# start of DATASET CONTENT
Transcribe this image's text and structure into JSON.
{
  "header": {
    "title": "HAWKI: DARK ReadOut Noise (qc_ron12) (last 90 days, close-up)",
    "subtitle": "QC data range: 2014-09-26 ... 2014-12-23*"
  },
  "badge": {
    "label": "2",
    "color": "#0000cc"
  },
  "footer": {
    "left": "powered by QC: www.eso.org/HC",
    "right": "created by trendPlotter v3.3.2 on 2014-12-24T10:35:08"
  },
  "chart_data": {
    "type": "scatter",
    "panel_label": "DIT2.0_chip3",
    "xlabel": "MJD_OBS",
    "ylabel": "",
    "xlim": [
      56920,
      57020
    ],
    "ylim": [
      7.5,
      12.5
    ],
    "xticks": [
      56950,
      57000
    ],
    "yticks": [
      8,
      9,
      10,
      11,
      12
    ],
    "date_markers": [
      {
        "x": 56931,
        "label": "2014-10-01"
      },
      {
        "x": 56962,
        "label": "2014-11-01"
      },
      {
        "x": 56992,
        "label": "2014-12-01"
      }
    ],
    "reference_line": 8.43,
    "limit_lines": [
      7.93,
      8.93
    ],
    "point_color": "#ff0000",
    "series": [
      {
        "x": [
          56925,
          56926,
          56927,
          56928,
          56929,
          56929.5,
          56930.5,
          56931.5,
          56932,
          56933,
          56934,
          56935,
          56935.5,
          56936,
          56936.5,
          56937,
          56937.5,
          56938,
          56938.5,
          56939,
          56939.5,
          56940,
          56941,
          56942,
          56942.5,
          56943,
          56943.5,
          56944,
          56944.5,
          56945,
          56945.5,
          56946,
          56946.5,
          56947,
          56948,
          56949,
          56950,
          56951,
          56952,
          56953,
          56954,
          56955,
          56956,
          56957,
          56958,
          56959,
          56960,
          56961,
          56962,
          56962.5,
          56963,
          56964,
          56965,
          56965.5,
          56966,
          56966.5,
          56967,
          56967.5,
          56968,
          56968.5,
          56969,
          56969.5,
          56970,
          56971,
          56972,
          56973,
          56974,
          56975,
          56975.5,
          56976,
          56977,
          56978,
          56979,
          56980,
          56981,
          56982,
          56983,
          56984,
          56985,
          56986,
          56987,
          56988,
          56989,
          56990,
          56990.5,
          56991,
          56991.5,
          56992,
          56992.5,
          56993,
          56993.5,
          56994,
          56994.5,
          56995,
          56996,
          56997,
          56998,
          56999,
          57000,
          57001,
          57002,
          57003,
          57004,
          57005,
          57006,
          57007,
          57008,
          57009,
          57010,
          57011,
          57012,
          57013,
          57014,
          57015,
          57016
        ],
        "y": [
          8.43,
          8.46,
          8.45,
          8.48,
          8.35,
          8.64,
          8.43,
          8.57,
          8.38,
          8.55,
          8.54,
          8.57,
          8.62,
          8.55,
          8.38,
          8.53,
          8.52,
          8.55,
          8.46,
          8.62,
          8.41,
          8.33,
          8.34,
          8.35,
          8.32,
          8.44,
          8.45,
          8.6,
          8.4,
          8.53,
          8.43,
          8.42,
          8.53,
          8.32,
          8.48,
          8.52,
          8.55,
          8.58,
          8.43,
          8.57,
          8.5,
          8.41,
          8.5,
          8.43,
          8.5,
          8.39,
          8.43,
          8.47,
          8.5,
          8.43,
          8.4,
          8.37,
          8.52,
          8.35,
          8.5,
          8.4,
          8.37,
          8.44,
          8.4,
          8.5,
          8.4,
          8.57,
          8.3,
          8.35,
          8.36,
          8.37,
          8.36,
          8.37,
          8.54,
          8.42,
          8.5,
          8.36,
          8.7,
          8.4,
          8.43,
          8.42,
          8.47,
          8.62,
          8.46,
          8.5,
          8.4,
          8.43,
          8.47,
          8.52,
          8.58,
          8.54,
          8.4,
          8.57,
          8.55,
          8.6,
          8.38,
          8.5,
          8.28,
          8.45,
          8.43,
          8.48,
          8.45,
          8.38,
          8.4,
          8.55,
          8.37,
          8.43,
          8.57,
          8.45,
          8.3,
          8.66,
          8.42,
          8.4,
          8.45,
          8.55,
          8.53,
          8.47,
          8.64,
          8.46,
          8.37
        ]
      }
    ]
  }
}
# end of DATASET CONTENT
# start of DATASET CONTENT
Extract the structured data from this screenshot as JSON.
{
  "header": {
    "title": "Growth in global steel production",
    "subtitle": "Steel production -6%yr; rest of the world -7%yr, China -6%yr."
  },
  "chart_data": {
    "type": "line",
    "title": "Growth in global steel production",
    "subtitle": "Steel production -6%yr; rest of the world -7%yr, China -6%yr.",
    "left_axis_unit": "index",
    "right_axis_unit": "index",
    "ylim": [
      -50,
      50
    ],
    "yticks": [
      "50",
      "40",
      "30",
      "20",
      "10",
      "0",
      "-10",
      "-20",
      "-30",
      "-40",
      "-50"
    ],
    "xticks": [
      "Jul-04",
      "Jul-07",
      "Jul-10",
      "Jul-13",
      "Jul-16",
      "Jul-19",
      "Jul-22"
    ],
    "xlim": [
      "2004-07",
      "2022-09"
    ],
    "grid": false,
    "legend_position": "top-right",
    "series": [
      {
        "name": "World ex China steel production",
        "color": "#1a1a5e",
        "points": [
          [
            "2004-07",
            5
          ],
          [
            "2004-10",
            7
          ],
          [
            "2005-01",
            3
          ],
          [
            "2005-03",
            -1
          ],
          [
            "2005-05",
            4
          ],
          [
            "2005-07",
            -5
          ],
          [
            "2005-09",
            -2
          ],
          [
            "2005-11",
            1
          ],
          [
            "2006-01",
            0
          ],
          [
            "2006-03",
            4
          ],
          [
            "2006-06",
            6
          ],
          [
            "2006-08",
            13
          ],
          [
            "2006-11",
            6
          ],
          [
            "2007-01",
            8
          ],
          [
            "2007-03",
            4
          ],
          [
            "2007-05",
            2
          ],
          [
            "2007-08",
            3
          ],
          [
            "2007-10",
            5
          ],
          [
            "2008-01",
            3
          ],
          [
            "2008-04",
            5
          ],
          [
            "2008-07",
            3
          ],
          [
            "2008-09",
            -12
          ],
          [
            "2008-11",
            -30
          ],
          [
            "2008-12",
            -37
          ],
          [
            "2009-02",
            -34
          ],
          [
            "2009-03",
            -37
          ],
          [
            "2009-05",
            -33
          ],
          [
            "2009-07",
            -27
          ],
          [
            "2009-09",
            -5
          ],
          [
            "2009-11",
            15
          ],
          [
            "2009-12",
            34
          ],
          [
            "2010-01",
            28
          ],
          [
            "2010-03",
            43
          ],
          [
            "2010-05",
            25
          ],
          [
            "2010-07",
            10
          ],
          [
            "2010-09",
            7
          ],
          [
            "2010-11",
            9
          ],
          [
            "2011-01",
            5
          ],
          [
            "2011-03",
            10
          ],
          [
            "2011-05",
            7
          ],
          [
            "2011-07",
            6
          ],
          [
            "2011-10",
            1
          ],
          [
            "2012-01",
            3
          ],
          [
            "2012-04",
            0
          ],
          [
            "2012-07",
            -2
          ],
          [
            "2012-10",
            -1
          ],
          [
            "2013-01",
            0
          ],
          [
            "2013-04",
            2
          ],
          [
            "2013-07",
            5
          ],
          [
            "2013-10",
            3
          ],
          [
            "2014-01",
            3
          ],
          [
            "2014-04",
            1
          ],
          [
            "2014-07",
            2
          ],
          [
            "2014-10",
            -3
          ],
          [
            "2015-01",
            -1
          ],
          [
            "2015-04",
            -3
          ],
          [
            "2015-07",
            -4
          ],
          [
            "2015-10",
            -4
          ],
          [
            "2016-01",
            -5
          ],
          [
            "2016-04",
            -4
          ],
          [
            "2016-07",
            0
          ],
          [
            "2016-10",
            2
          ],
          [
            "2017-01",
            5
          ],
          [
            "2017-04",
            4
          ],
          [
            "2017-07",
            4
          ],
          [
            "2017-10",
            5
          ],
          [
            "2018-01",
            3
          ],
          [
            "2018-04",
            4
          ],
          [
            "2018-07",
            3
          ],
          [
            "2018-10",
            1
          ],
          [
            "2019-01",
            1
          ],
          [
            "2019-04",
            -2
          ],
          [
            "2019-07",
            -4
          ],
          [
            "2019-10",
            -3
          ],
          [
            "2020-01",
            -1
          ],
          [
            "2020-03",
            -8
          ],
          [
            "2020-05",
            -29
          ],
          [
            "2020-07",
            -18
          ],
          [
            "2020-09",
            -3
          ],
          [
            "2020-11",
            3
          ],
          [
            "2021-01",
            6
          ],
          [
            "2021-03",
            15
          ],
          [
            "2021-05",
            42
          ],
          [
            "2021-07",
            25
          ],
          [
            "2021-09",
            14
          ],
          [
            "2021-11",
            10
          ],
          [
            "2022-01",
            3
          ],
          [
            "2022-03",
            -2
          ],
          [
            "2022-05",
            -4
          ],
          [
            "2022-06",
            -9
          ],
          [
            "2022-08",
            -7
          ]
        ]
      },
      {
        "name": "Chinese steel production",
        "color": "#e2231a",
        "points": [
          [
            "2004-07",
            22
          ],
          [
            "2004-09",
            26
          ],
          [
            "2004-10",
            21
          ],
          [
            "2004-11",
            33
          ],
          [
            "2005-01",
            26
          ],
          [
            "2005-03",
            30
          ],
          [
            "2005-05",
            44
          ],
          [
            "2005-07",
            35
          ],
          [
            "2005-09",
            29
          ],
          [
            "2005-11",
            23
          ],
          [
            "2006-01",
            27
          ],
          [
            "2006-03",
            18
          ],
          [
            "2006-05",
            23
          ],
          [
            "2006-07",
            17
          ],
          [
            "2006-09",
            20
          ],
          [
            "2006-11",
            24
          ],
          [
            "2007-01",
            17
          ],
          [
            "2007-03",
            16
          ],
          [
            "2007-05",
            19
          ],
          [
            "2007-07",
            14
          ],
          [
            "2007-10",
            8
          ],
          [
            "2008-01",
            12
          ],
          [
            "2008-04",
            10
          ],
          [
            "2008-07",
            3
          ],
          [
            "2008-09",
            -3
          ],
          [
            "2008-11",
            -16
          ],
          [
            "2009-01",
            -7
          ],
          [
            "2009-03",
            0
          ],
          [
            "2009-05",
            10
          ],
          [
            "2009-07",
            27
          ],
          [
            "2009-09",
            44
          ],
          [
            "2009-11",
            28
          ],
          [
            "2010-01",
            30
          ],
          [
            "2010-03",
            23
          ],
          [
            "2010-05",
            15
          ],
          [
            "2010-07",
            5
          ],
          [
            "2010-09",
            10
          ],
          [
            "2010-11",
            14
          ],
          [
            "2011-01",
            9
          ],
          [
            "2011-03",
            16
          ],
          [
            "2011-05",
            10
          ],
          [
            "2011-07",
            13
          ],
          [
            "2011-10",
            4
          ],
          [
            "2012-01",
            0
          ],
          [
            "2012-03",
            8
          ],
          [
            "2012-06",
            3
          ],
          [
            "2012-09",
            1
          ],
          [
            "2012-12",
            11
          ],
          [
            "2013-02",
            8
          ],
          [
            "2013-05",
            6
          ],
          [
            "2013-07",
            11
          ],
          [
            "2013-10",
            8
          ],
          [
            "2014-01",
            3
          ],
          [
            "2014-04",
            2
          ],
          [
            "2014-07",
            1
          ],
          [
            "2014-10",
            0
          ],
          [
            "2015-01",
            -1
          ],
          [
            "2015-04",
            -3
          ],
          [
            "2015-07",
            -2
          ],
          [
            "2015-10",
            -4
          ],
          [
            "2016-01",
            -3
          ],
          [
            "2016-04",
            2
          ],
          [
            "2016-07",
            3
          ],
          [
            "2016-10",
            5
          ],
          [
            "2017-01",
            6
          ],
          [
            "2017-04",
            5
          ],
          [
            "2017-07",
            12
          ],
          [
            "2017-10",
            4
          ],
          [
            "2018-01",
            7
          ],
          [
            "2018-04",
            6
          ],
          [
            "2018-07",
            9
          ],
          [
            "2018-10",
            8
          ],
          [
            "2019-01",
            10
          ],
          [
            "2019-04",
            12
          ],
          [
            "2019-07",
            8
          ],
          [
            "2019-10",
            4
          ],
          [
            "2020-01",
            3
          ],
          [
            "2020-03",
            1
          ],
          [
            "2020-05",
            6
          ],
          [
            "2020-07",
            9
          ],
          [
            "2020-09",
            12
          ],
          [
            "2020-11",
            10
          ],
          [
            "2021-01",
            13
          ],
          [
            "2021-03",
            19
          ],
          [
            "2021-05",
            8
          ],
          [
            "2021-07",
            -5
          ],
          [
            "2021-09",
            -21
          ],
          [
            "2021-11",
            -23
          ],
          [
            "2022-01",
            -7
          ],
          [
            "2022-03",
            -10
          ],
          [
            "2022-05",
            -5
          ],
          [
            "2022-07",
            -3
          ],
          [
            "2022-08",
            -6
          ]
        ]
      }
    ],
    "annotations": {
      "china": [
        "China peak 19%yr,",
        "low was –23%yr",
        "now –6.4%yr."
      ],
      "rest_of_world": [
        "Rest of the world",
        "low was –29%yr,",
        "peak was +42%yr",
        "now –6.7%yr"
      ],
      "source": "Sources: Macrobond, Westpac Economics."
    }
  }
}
# end of DATASET CONTENT
JOB » Using the records above, list each line that includes "production".

ANSWER TO THE EXERCISE »
    "title": "Growth in global steel production",
    "subtitle": "Steel production -6%yr; rest of the world -7%yr, China -6%yr."
    "title": "Growth in global steel production",
    "subtitle": "Steel production -6%yr; rest of the world -7%yr, China -6%yr.",
        "name": "World ex China steel production",
        "name": "Chinese steel production",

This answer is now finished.